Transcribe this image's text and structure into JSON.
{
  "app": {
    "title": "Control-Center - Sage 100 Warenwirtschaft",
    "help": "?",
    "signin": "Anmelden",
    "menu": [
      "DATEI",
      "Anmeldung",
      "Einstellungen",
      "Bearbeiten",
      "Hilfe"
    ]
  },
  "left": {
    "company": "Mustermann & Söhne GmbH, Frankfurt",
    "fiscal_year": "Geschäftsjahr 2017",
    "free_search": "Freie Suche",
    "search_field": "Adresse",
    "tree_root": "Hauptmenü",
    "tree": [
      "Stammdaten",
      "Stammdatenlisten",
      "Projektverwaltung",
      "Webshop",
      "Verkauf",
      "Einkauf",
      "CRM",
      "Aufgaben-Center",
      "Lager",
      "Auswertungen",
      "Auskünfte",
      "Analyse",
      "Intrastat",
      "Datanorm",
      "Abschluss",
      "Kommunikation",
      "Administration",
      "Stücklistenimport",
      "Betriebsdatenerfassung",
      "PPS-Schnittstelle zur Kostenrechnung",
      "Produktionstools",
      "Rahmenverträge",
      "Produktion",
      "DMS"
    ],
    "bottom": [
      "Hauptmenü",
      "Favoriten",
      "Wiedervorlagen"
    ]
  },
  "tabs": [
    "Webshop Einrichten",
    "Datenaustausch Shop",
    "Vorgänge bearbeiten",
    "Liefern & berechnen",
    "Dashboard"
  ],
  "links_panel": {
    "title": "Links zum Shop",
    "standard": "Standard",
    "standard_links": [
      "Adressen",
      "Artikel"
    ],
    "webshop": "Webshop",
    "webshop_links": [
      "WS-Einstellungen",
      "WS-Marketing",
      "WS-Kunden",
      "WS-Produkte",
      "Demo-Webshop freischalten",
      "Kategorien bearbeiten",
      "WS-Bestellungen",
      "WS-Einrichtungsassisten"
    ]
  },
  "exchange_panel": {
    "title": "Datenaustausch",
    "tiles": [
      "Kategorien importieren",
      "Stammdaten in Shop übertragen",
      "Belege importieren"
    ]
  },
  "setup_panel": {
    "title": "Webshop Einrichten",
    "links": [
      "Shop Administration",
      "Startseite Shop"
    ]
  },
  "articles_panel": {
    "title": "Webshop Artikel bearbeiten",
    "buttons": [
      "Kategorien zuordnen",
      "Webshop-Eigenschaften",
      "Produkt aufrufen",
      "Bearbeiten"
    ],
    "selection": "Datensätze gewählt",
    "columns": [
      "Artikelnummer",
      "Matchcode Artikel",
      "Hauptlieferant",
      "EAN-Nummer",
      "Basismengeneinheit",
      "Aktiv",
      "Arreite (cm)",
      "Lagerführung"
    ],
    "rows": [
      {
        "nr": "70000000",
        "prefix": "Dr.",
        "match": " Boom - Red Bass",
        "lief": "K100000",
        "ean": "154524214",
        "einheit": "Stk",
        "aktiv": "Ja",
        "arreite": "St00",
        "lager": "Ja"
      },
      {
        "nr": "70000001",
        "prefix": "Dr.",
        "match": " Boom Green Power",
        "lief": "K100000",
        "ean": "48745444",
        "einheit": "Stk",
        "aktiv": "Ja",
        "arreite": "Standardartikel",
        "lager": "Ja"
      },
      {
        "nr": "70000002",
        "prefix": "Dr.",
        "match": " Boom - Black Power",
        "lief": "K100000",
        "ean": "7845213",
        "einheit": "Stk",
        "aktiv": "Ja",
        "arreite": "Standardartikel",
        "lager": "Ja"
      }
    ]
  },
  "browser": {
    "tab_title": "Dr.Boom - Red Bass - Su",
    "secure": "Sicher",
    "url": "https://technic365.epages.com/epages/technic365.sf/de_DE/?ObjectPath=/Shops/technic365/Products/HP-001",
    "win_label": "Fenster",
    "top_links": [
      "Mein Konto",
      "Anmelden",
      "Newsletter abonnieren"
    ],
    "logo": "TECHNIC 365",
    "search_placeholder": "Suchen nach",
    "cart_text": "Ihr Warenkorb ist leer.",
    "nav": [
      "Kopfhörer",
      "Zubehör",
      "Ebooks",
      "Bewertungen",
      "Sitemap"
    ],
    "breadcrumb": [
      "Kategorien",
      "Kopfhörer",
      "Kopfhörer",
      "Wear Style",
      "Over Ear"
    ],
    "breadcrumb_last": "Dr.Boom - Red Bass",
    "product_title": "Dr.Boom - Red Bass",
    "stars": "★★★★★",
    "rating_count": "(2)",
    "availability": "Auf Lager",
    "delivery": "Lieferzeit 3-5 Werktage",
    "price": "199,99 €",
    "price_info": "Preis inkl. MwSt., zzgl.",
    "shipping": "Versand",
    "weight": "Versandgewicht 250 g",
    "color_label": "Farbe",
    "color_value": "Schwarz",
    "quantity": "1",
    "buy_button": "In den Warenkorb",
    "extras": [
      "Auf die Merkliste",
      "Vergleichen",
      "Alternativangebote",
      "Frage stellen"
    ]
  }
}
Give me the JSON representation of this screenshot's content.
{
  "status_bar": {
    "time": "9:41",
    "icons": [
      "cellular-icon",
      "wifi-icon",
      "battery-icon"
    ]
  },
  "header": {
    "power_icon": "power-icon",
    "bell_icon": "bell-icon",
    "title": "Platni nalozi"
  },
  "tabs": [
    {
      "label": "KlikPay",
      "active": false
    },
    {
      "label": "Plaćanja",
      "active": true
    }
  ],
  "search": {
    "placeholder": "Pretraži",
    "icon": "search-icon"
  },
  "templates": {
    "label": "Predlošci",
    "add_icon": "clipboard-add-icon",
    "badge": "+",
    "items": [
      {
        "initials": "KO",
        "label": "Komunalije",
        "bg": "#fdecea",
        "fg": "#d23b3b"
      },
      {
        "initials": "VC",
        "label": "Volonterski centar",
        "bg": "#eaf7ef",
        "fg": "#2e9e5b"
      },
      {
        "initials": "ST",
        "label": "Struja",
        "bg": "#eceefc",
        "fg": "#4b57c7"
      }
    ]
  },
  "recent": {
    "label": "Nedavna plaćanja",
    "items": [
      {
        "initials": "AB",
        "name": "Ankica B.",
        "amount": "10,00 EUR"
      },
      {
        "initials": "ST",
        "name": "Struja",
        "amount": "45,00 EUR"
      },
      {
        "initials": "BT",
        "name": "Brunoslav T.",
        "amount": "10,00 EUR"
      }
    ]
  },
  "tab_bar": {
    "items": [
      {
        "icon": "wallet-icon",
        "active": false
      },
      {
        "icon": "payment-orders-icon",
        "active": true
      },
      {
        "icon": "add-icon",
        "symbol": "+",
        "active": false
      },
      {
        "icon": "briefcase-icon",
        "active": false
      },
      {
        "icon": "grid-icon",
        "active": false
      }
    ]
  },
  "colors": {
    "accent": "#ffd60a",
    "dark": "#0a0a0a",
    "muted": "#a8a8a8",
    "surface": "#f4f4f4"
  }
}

EXERCISE. In the listing above, find the lines holding the word "importieren" and copy them.

EXERCISE OUTPUT.
      "Kategorien importieren",
      "Belege importieren"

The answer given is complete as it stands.